**** Dataset content ****
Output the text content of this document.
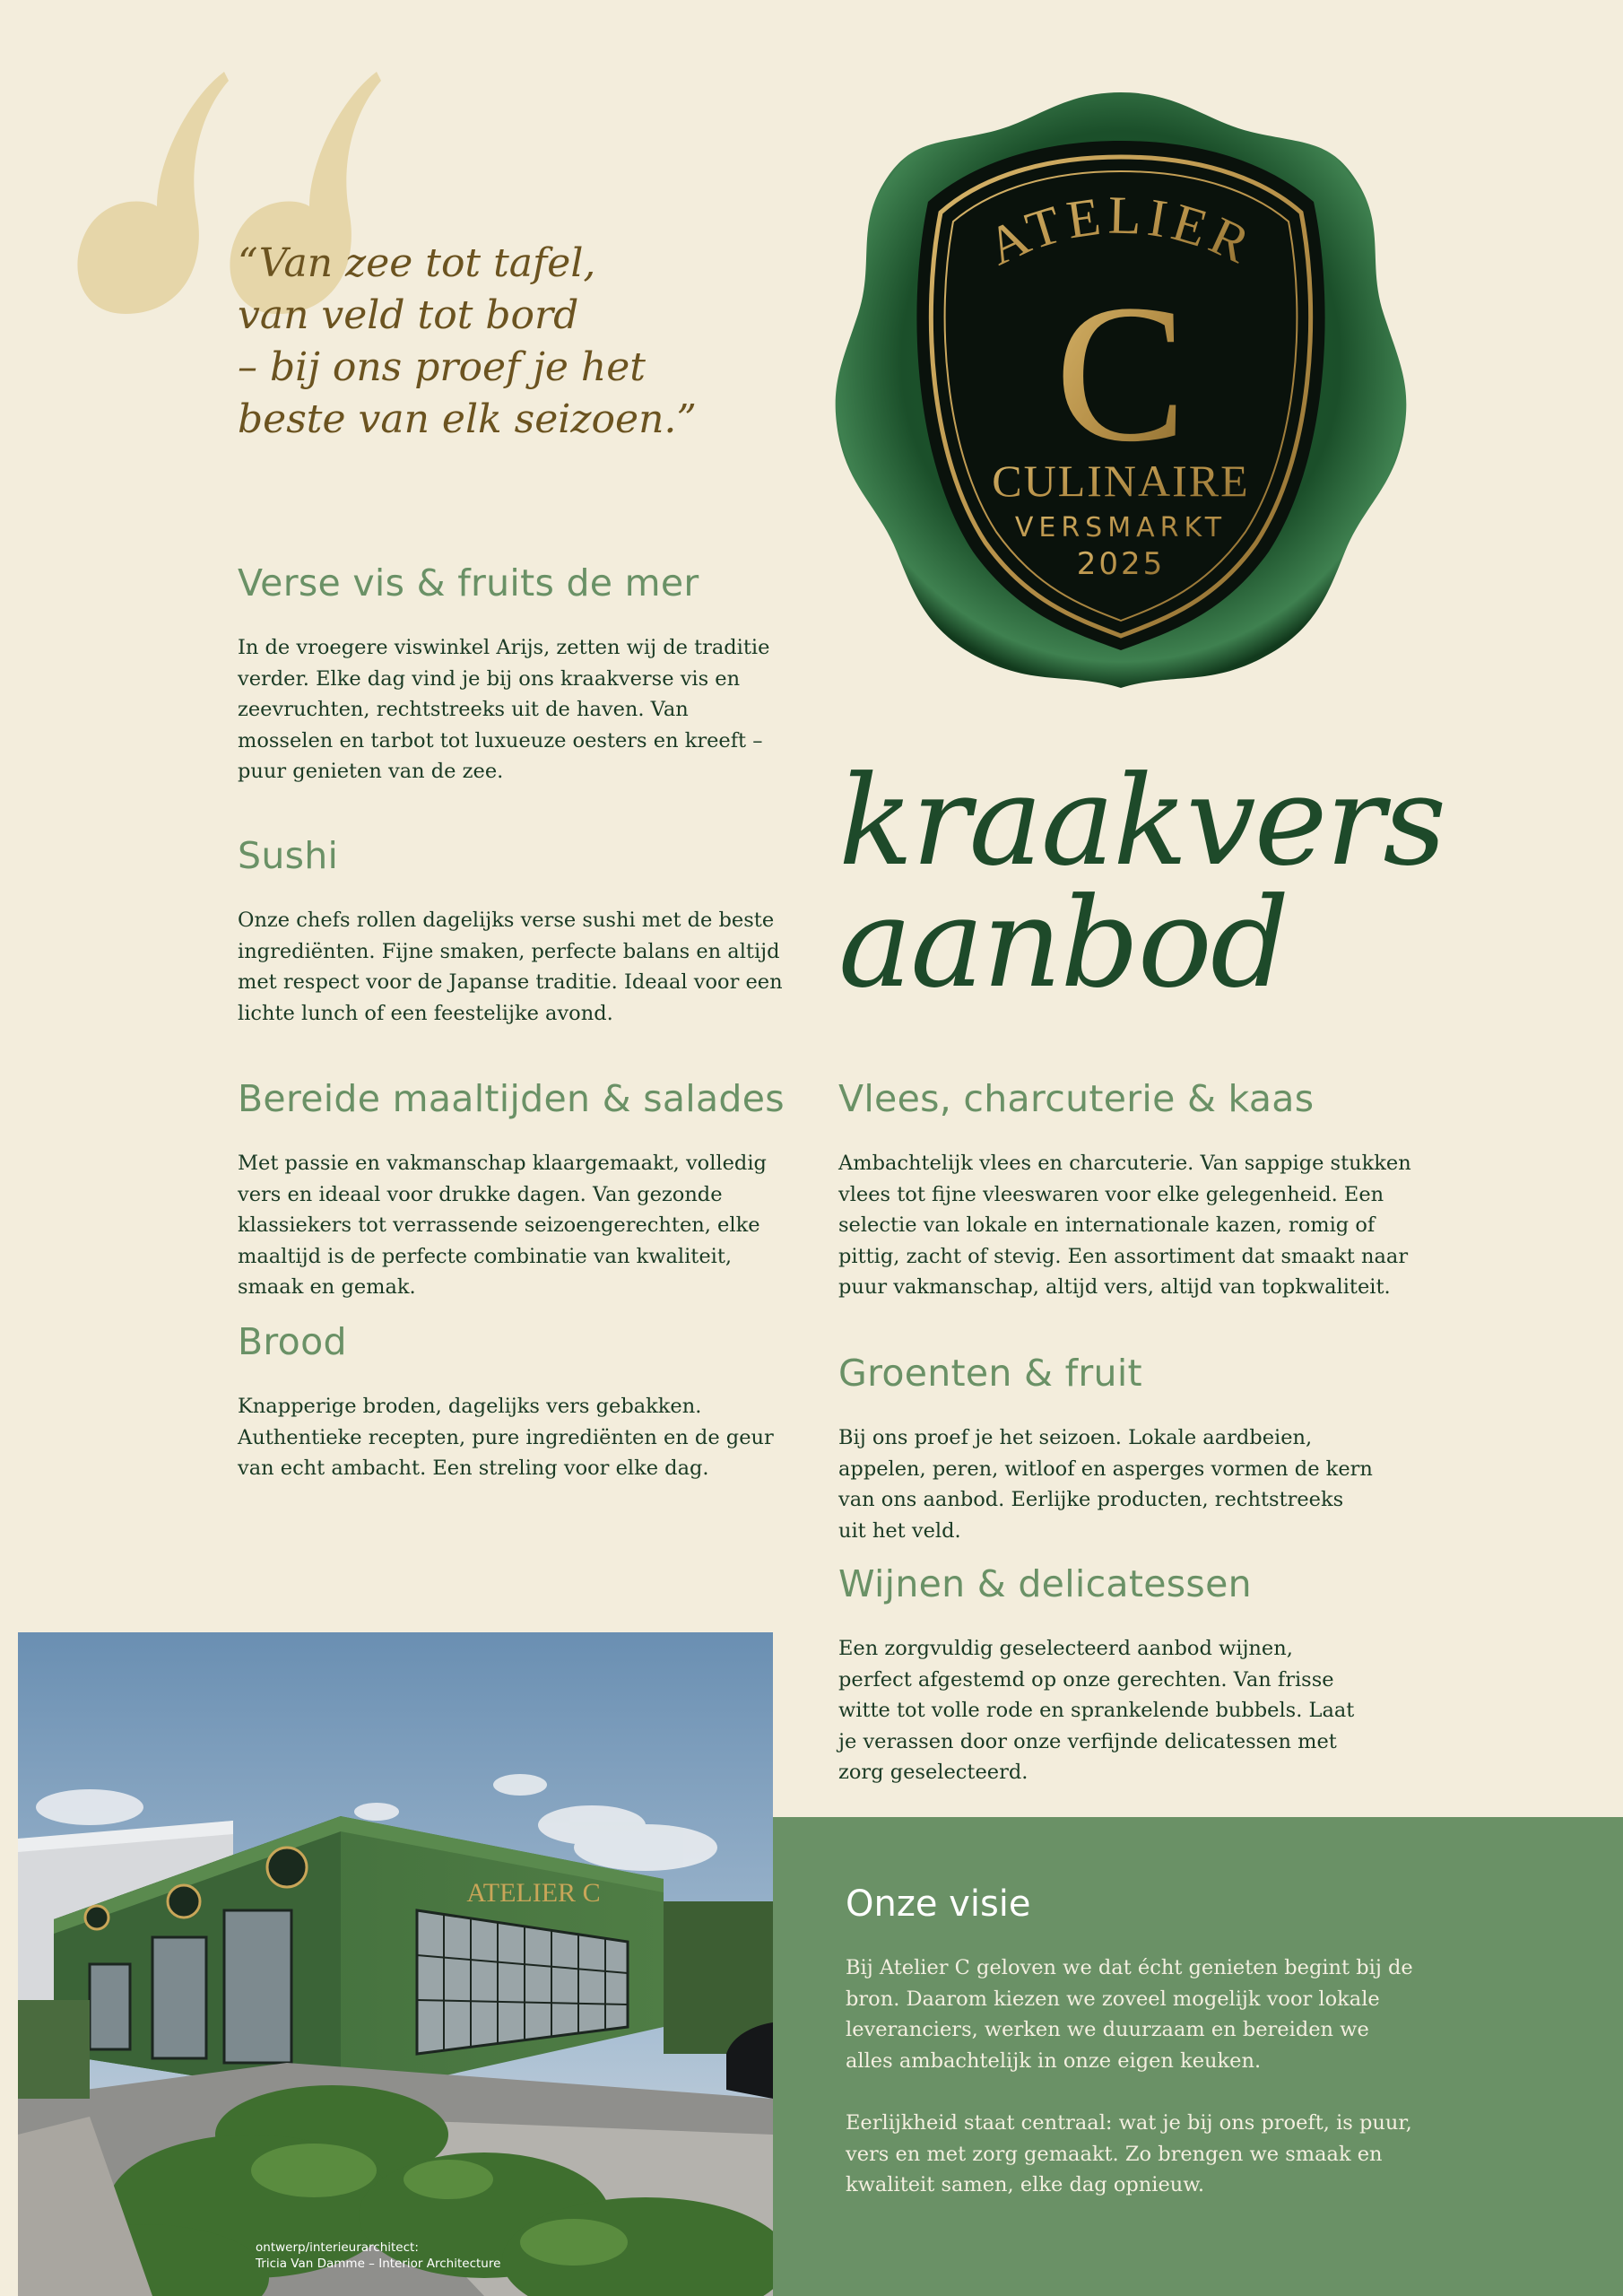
“Van zee tot tafel,
van veld tot bord
– bij ons proef je het
beste van elk seizoen.”

ATELIER
C
CULINAIRE
VERSMARKT
2025
kraakvers
aanbod
Verse vis & fruits de mer

In de vroegere viswinkel Arijs, zetten wij de traditie verder. Elke dag vind je bij ons kraakverse vis en zeevruchten, rechtstreeks uit de haven. Van mosselen en tarbot tot luxueuze oesters en kreeft – puur genieten van de zee.

Sushi

Onze chefs rollen dagelijks verse sushi met de beste ingrediënten. Fijne smaken, perfecte balans en altijd met respect voor de Japanse traditie. Ideaal voor een lichte lunch of een feestelijke avond.

Bereide maaltijden & salades

Met passie en vakmanschap klaargemaakt, volledig vers en ideaal voor drukke dagen. Van gezonde klassiekers tot verrassende seizoengerechten, elke maaltijd is de perfecte combinatie van kwaliteit, smaak en gemak.

Brood

Knapperige broden, dagelijks vers gebakken. Authentieke recepten, pure ingrediënten en de geur van echt ambacht. Een streling voor elke dag.

Vlees, charcuterie & kaas

Ambachtelijk vlees en charcuterie. Van sappige stukken vlees tot fijne vleeswaren voor elke gelegenheid. Een selectie van lokale en internationale kazen, romig of pittig, zacht of stevig. Een assortiment dat smaakt naar puur vakmanschap, altijd vers, altijd van topkwaliteit.

Groenten & fruit

Bij ons proef je het seizoen. Lokale aardbeien, appelen, peren, witloof en asperges vormen de kern van ons aanbod. Eerlijke producten, rechtstreeks uit het veld.

Wijnen & delicatessen

Een zorgvuldig geselecteerd aanbod wijnen, perfect afgestemd op onze gerechten. Van frisse witte tot volle rode en sprankelende bubbels. Laat je verassen door onze verfijnde delicatessen met zorg geselecteerd.

ATELIER C

ontwerp/interieurarchitect:
Tricia Van Damme – Interior Architecture

Onze visie

Bij Atelier C geloven we dat écht genieten begint bij de bron. Daarom kiezen we zoveel mogelijk voor lokale leveranciers, werken we duurzaam en bereiden we alles ambachtelijk in onze eigen keuken.

Eerlijkheid staat centraal: wat je bij ons proeft, is puur, vers en met zorg gemaakt. Zo brengen we smaak en kwaliteit samen, elke dag opnieuw.
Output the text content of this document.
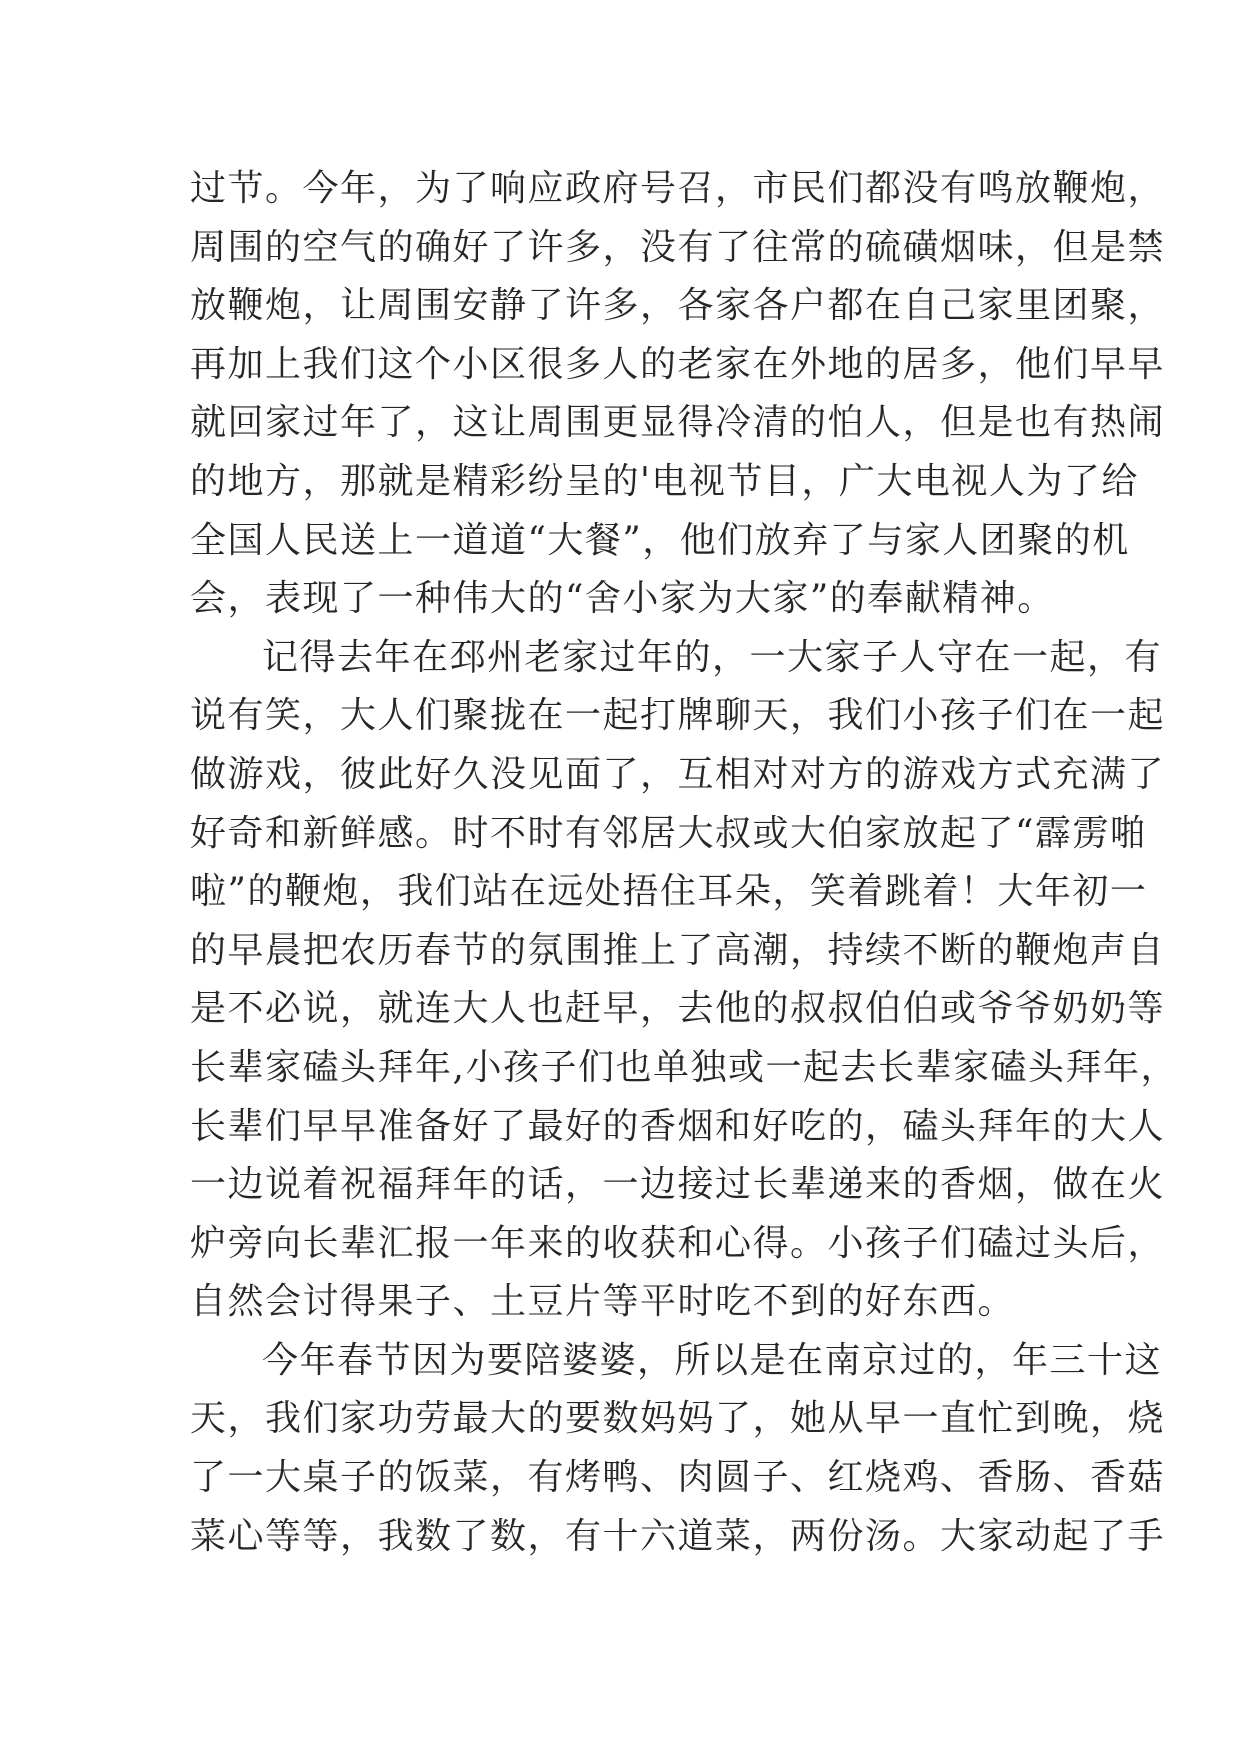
过节。今年，为了响应政府号召，市民们都没有鸣放鞭炮，
周围的空气的确好了许多，没有了往常的硫磺烟味，但是禁
放鞭炮，让周围安静了许多，各家各户都在自己家里团聚，
再加上我们这个小区很多人的老家在外地的居多，他们早早
就回家过年了，这让周围更显得冷清的怕人，但是也有热闹
的地方，那就是精彩纷呈的'电视节目，广大电视人为了给
全国人民送上一道道“大餐”，他们放弃了与家人团聚的机
会，表现了一种伟大的“舍小家为大家”的奉献精神。
记得去年在邳州老家过年的，一大家子人守在一起，有
说有笑，大人们聚拢在一起打牌聊天，我们小孩子们在一起
做游戏，彼此好久没见面了，互相对对方的游戏方式充满了
好奇和新鲜感。时不时有邻居大叔或大伯家放起了“霹雳啪
啦”的鞭炮，我们站在远处捂住耳朵，笑着跳着！大年初一
的早晨把农历春节的氛围推上了高潮，持续不断的鞭炮声自
是不必说，就连大人也赶早，去他的叔叔伯伯或爷爷奶奶等
长辈家磕头拜年,小孩子们也单独或一起去长辈家磕头拜年，
长辈们早早准备好了最好的香烟和好吃的，磕头拜年的大人
一边说着祝福拜年的话，一边接过长辈递来的香烟，做在火
炉旁向长辈汇报一年来的收获和心得。小孩子们磕过头后，
自然会讨得果子、土豆片等平时吃不到的好东西。
今年春节因为要陪婆婆，所以是在南京过的，年三十这
天，我们家功劳最大的要数妈妈了，她从早一直忙到晚，烧
了一大桌子的饭菜，有烤鸭、肉圆子、红烧鸡、香肠、香菇
菜心等等，我数了数，有十六道菜，两份汤。大家动起了手
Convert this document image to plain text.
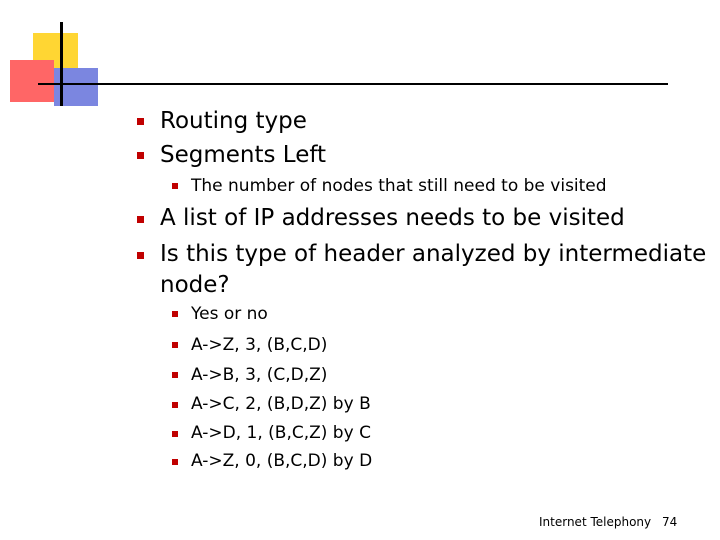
Routing type
Segments Left
The number of nodes that still need to be visited
A list of IP addresses needs to be visited
Is this type of header analyzed by intermediate
node?
Yes or no
A->Z, 3, (B,C,D)
A->B, 3, (C,D,Z)
A->C, 2, (B,D,Z) by B
A->D, 1, (B,C,Z) by C
A->Z, 0, (B,C,D) by D
Internet Telephony 74
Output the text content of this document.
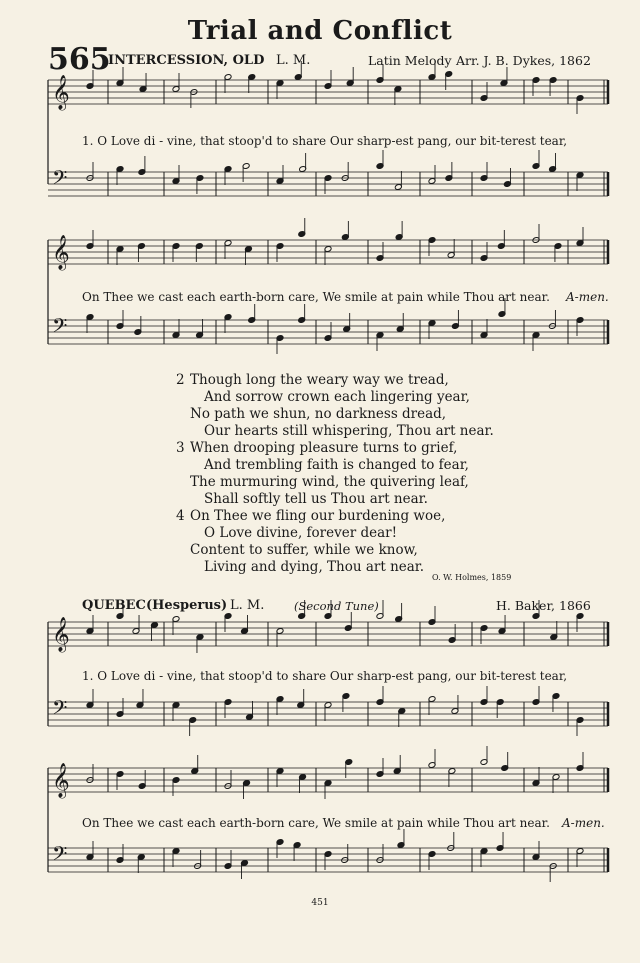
Trial and Conflict
565
INTERCESSION, OLD L. M.	Latin Melody Arr. J. B. Dykes, 1862
𝄞
𝄢
1. O Love di - vine, that stoop'd to share Our sharp-est pang, our bit-terest tear,
𝄞
𝄢
On Thee we cast each earth-born care, We smile at pain while Thou art near. A-men.
2 Though long the weary way we tread,
And sorrow crown each lingering year,
No path we shun, no darkness dread,
Our hearts still whispering, Thou art near.
3 When drooping pleasure turns to grief,
And trembling faith is changed to fear,
The murmuring wind, the quivering leaf,
Shall softly tell us Thou art near.
4 On Thee we fling our burdening woe,
O Love divine, forever dear!
Content to suffer, while we know,
Living and dying, Thou art near.
O. W. Holmes, 1859
QUEBEC (Hesperus) L. M.	(Second Tune)	H. Baker, 1866
𝄞
𝄢
1. O Love di - vine, that stoop'd to share Our sharp-est pang, our bit-terest tear,
𝄞
𝄢
On Thee we cast each earth-born care, We smile at pain while Thou art near. A-men.
451
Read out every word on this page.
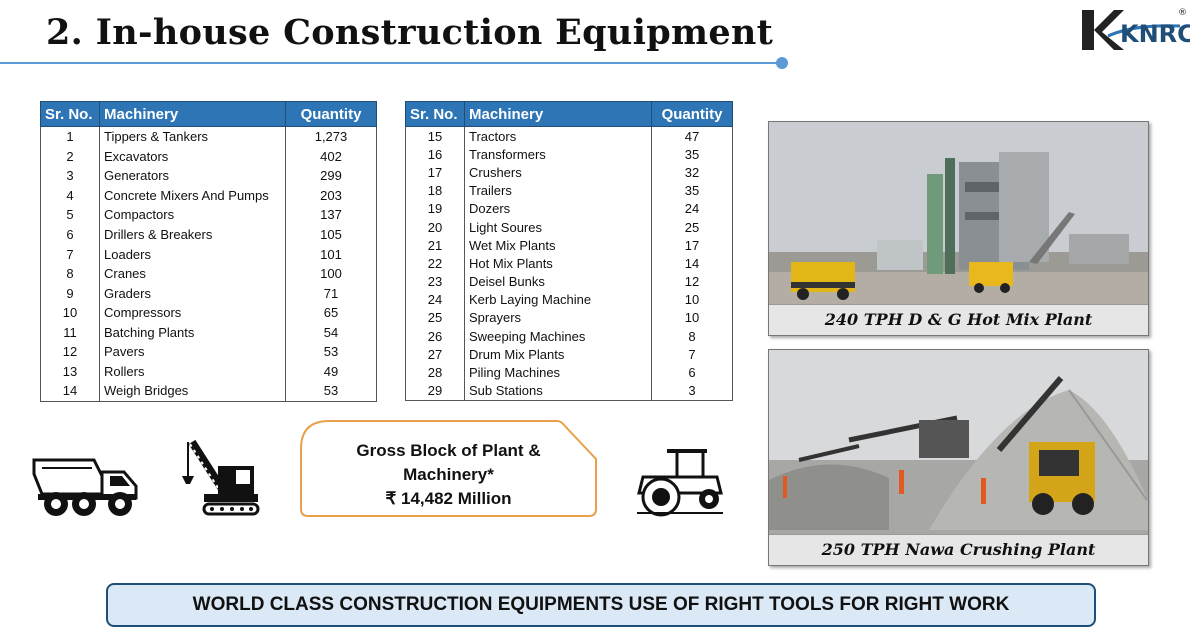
2. In-house Construction Equipment	KNRC
®
Sr. No.	Machinery	Quantity
1	Tippers & Tankers	1,273
2	Excavators	402
3	Generators	299
4	Concrete Mixers And Pumps	203
5	Compactors	137
6	Drillers & Breakers	105
7	Loaders	101
8	Cranes	100
9	Graders	71
10	Compressors	65
11	Batching Plants	54
12	Pavers	53
13	Rollers	49
14	Weigh Bridges	53
Sr. No.	Machinery	Quantity
15	Tractors	47
16	Transformers	35
17	Crushers	32
18	Trailers	35
19	Dozers	24
20	Light Soures	25
21	Wet Mix Plants	17
22	Hot Mix Plants	14
23	Deisel Bunks	12
24	Kerb Laying Machine	10
25	Sprayers	10
26	Sweeping Machines	8
27	Drum Mix Plants	7
28	Piling Machines	6
29	Sub Stations	3
Gross Block of Plant &
Machinery*
₹ 14,482 Million
240 TPH D & G Hot Mix Plant
250 TPH Nawa Crushing Plant
WORLD CLASS CONSTRUCTION EQUIPMENTS USE OF RIGHT TOOLS FOR RIGHT WORK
****
# Written problem
Make an exact copy of only those lines that run from the line with "Read out every word on this page." through the end of the records, excluding pictures.

# Task solution
Read out every word on this page.
2. In-house Construction Equipment	KNRC
®
Sr. No.	Machinery	Quantity
1	Tippers & Tankers	1,273
2	Excavators	402
3	Generators	299
4	Concrete Mixers And Pumps	203
5	Compactors	137
6	Drillers & Breakers	105
7	Loaders	101
8	Cranes	100
9	Graders	71
10	Compressors	65
11	Batching Plants	54
12	Pavers	53
13	Rollers	49
14	Weigh Bridges	53
Sr. No.	Machinery	Quantity
15	Tractors	47
16	Transformers	35
17	Crushers	32
18	Trailers	35
19	Dozers	24
20	Light Soures	25
21	Wet Mix Plants	17
22	Hot Mix Plants	14
23	Deisel Bunks	12
24	Kerb Laying Machine	10
25	Sprayers	10
26	Sweeping Machines	8
27	Drum Mix Plants	7
28	Piling Machines	6
29	Sub Stations	3
Gross Block of Plant &
Machinery*
₹ 14,482 Million
240 TPH D & G Hot Mix Plant
250 TPH Nawa Crushing Plant
WORLD CLASS CONSTRUCTION EQUIPMENTS USE OF RIGHT TOOLS FOR RIGHT WORK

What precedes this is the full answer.